REQUIRED WORK: Copy out each line of the material below that holds the string "Café".

DATA EXCERPTS:
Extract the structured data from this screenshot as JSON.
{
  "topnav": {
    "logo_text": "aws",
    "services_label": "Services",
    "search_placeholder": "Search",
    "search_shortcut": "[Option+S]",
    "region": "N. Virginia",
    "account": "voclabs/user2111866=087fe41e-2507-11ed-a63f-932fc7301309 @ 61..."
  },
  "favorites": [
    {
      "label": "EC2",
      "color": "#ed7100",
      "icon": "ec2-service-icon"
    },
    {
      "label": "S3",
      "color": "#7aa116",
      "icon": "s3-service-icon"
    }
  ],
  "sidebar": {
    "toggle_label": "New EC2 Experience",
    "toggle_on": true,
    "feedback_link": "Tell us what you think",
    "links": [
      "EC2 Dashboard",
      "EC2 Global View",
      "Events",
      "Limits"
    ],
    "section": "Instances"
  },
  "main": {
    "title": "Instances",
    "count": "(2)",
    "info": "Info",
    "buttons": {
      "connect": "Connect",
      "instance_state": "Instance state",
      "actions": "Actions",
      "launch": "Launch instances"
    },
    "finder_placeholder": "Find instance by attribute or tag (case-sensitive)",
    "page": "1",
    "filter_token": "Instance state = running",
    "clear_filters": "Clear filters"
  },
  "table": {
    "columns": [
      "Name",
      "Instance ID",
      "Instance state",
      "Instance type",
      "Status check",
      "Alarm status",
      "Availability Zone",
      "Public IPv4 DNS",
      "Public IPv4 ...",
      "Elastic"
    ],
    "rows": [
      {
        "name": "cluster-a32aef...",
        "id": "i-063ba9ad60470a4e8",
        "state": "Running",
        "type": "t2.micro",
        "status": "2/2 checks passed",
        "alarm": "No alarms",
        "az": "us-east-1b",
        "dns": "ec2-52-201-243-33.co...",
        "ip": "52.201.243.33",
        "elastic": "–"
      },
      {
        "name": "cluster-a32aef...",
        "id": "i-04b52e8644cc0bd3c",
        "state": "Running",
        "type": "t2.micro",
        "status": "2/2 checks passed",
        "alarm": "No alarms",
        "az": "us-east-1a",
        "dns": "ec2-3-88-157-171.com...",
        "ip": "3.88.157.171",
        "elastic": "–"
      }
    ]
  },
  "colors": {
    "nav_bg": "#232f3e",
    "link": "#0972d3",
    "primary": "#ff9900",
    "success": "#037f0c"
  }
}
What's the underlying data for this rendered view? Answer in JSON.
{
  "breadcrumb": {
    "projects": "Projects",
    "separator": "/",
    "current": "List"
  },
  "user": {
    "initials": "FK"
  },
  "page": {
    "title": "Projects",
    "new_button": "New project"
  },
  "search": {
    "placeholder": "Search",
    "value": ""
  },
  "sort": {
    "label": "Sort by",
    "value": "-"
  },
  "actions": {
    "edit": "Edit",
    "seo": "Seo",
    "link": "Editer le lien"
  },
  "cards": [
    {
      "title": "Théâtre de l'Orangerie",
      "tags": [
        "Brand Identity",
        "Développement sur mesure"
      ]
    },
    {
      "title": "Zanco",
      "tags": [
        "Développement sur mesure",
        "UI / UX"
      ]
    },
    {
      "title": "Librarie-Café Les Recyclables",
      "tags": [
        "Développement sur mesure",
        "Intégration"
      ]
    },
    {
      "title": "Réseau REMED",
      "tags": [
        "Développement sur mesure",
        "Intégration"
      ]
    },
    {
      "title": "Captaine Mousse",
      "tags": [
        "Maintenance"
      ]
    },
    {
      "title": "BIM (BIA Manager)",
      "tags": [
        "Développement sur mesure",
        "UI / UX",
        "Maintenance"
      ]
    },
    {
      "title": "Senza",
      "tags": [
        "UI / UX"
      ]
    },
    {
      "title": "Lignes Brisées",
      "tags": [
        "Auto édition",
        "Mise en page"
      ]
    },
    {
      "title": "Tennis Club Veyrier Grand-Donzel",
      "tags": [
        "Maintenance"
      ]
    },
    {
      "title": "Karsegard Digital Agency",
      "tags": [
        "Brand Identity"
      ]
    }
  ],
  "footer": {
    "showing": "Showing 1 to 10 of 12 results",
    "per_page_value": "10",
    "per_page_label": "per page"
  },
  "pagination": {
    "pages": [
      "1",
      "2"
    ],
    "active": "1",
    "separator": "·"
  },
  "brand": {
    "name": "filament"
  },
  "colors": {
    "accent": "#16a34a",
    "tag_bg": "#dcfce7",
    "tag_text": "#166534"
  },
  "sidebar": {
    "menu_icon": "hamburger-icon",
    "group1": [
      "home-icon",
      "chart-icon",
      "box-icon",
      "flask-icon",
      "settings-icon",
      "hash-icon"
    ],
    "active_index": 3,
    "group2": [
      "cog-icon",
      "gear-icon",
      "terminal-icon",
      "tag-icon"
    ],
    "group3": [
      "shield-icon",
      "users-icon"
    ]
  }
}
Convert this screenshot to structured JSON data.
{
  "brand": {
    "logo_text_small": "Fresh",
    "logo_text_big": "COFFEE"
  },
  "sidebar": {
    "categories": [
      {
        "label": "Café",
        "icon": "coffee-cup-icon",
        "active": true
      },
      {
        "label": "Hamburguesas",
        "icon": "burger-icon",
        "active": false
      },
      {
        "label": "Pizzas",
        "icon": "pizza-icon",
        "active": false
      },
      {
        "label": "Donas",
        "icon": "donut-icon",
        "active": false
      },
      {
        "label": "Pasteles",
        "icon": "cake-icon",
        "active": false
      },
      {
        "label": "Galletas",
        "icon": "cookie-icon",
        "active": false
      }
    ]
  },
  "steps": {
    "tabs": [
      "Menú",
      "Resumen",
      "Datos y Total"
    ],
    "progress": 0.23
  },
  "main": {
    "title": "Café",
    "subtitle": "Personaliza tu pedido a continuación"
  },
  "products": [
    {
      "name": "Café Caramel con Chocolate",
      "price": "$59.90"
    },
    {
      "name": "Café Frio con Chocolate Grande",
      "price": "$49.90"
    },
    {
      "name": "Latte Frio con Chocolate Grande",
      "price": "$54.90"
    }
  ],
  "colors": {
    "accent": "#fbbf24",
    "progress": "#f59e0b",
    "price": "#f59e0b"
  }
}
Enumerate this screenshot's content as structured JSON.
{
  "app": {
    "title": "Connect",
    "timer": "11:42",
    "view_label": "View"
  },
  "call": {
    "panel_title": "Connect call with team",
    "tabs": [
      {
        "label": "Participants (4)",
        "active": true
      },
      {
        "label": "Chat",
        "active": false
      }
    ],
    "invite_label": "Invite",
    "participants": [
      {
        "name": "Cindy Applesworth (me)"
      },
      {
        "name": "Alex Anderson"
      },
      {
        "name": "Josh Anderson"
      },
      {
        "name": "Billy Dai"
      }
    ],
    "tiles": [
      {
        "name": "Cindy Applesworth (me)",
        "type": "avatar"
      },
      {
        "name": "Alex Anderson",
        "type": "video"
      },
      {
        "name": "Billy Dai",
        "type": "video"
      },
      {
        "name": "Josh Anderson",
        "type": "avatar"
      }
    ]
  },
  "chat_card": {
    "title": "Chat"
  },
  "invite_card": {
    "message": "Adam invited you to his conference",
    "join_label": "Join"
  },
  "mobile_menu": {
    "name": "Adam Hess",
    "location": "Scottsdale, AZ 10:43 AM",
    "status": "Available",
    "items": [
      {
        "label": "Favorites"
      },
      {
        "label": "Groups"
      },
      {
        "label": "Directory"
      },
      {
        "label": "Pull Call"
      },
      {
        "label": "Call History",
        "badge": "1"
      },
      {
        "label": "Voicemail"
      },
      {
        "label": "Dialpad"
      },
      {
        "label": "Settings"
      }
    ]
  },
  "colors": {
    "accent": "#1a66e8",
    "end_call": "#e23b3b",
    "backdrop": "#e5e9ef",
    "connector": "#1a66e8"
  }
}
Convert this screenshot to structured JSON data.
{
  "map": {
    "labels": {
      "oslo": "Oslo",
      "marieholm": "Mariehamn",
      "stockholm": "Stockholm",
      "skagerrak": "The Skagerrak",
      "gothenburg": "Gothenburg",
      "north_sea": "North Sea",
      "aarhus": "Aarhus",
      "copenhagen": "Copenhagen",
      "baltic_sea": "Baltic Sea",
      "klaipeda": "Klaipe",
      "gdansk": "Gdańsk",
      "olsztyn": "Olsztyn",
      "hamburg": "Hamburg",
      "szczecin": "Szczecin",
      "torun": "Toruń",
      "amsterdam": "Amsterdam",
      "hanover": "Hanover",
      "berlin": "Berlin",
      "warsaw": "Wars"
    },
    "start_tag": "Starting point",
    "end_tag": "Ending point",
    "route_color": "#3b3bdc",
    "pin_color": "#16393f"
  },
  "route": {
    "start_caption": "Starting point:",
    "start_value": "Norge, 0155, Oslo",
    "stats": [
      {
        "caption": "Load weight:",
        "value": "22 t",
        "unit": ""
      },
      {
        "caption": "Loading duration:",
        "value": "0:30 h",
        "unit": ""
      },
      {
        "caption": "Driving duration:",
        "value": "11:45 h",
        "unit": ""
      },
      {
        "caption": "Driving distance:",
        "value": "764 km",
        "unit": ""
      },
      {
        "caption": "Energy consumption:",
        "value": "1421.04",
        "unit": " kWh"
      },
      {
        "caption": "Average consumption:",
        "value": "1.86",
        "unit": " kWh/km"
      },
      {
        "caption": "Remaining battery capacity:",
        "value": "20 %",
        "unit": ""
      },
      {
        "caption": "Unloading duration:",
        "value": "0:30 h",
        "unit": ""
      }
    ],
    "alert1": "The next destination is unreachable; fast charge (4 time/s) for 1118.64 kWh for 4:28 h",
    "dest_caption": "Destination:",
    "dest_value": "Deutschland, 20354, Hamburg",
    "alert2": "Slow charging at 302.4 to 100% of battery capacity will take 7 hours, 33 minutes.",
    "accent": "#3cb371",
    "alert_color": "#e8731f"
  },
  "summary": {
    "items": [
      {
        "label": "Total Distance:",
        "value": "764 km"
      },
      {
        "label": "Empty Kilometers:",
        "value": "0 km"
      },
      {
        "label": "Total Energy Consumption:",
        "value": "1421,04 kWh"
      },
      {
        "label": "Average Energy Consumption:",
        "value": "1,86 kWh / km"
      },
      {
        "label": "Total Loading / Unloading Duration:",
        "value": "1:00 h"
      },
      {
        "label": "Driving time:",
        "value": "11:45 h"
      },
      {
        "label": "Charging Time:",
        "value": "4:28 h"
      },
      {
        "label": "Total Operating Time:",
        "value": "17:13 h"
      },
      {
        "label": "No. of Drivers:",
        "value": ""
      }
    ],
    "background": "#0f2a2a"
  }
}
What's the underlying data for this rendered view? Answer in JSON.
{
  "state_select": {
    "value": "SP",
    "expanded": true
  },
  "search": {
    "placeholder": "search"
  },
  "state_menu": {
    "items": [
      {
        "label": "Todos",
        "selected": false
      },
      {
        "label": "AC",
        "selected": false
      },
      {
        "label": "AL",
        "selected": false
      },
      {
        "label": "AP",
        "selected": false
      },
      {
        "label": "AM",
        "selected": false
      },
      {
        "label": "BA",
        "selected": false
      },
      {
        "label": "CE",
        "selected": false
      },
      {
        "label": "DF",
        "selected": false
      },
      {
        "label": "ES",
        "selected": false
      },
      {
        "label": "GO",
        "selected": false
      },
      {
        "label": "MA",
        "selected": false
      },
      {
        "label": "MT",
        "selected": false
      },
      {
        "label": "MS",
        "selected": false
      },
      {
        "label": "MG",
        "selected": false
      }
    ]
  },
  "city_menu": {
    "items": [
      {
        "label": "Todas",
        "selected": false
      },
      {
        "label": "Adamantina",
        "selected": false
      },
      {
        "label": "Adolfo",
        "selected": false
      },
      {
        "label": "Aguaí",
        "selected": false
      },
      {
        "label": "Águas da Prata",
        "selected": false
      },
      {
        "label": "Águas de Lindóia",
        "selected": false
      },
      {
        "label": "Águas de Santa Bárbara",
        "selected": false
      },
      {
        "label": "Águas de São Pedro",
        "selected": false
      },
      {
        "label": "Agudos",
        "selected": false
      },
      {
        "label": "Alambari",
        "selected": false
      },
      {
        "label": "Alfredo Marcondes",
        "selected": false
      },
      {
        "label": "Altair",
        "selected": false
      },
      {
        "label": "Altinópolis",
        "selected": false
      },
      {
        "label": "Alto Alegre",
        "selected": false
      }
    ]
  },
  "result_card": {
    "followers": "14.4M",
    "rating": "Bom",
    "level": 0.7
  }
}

FINISHED ANSWER:
      "title": "Librarie-Café Les Recyclables",
        "label": "Café",
    "title": "Café",
      "name": "Café Caramel con Chocolate",
      "name": "Café Frio con Chocolate Grande",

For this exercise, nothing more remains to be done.